## Job
Repeat, without any change, the entries presented below.

-- start Data supplied --

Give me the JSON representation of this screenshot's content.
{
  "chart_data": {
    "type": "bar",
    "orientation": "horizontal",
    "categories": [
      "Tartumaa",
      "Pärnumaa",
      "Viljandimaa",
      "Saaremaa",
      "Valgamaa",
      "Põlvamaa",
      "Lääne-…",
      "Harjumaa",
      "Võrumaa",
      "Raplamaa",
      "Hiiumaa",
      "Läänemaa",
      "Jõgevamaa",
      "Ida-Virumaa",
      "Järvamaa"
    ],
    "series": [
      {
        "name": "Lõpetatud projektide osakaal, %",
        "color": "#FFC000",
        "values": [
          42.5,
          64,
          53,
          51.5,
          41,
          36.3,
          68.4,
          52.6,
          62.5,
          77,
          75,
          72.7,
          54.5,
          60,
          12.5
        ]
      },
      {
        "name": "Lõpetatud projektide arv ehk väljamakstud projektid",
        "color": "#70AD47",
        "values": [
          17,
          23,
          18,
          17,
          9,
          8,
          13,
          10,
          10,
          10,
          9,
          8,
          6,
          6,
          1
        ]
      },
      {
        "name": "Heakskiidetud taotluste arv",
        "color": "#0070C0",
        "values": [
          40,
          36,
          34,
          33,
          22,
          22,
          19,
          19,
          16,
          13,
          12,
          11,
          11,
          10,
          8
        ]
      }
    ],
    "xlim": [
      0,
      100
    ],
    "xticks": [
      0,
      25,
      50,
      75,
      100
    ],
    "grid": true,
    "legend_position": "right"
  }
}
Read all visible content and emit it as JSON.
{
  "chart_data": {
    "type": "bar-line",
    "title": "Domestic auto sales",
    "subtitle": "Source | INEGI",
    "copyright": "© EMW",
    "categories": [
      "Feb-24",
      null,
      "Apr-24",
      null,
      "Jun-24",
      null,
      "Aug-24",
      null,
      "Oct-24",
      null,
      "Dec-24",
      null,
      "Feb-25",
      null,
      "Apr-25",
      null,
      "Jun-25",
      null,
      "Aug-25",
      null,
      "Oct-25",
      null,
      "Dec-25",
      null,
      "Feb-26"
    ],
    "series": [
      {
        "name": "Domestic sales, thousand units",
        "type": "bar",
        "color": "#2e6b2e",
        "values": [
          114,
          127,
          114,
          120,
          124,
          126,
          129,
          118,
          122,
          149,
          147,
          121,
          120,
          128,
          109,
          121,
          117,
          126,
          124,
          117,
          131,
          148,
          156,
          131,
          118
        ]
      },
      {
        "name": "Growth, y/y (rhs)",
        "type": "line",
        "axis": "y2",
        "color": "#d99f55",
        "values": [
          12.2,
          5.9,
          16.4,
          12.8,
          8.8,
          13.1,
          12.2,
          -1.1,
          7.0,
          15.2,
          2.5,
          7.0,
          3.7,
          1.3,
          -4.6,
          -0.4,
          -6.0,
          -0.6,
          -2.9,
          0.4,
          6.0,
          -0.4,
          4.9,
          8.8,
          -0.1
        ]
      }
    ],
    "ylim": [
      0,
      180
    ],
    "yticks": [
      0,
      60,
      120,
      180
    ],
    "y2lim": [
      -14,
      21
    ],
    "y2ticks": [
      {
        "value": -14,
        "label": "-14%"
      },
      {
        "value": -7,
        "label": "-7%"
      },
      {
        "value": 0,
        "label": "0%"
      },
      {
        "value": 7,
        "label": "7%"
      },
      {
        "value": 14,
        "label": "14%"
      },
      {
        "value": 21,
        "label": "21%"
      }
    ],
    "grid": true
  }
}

-- end Data supplied --

## Answer to the exercise
Give me the JSON representation of this screenshot's content.
{
  "chart_data": {
    "type": "bar",
    "orientation": "horizontal",
    "categories": [
      "Tartumaa",
      "Pärnumaa",
      "Viljandimaa",
      "Saaremaa",
      "Valgamaa",
      "Põlvamaa",
      "Lääne-…",
      "Harjumaa",
      "Võrumaa",
      "Raplamaa",
      "Hiiumaa",
      "Läänemaa",
      "Jõgevamaa",
      "Ida-Virumaa",
      "Järvamaa"
    ],
    "series": [
      {
        "name": "Lõpetatud projektide osakaal, %",
        "color": "#FFC000",
        "values": [
          42.5,
          64,
          53,
          51.5,
          41,
          36.3,
          68.4,
          52.6,
          62.5,
          77,
          75,
          72.7,
          54.5,
          60,
          12.5
        ]
      },
      {
        "name": "Lõpetatud projektide arv ehk väljamakstud projektid",
        "color": "#70AD47",
        "values": [
          17,
          23,
          18,
          17,
          9,
          8,
          13,
          10,
          10,
          10,
          9,
          8,
          6,
          6,
          1
        ]
      },
      {
        "name": "Heakskiidetud taotluste arv",
        "color": "#0070C0",
        "values": [
          40,
          36,
          34,
          33,
          22,
          22,
          19,
          19,
          16,
          13,
          12,
          11,
          11,
          10,
          8
        ]
      }
    ],
    "xlim": [
      0,
      100
    ],
    "xticks": [
      0,
      25,
      50,
      75,
      100
    ],
    "grid": true,
    "legend_position": "right"
  }
}
Read all visible content and emit it as JSON.
{
  "chart_data": {
    "type": "bar-line",
    "title": "Domestic auto sales",
    "subtitle": "Source | INEGI",
    "copyright": "© EMW",
    "categories": [
      "Feb-24",
      null,
      "Apr-24",
      null,
      "Jun-24",
      null,
      "Aug-24",
      null,
      "Oct-24",
      null,
      "Dec-24",
      null,
      "Feb-25",
      null,
      "Apr-25",
      null,
      "Jun-25",
      null,
      "Aug-25",
      null,
      "Oct-25",
      null,
      "Dec-25",
      null,
      "Feb-26"
    ],
    "series": [
      {
        "name": "Domestic sales, thousand units",
        "type": "bar",
        "color": "#2e6b2e",
        "values": [
          114,
          127,
          114,
          120,
          124,
          126,
          129,
          118,
          122,
          149,
          147,
          121,
          120,
          128,
          109,
          121,
          117,
          126,
          124,
          117,
          131,
          148,
          156,
          131,
          118
        ]
      },
      {
        "name": "Growth, y/y (rhs)",
        "type": "line",
        "axis": "y2",
        "color": "#d99f55",
        "values": [
          12.2,
          5.9,
          16.4,
          12.8,
          8.8,
          13.1,
          12.2,
          -1.1,
          7.0,
          15.2,
          2.5,
          7.0,
          3.7,
          1.3,
          -4.6,
          -0.4,
          -6.0,
          -0.6,
          -2.9,
          0.4,
          6.0,
          -0.4,
          4.9,
          8.8,
          -0.1
        ]
      }
    ],
    "ylim": [
      0,
      180
    ],
    "yticks": [
      0,
      60,
      120,
      180
    ],
    "y2lim": [
      -14,
      21
    ],
    "y2ticks": [
      {
        "value": -14,
        "label": "-14%"
      },
      {
        "value": -7,
        "label": "-7%"
      },
      {
        "value": 0,
        "label": "0%"
      },
      {
        "value": 7,
        "label": "7%"
      },
      {
        "value": 14,
        "label": "14%"
      },
      {
        "value": 21,
        "label": "21%"
      }
    ],
    "grid": true
  }
}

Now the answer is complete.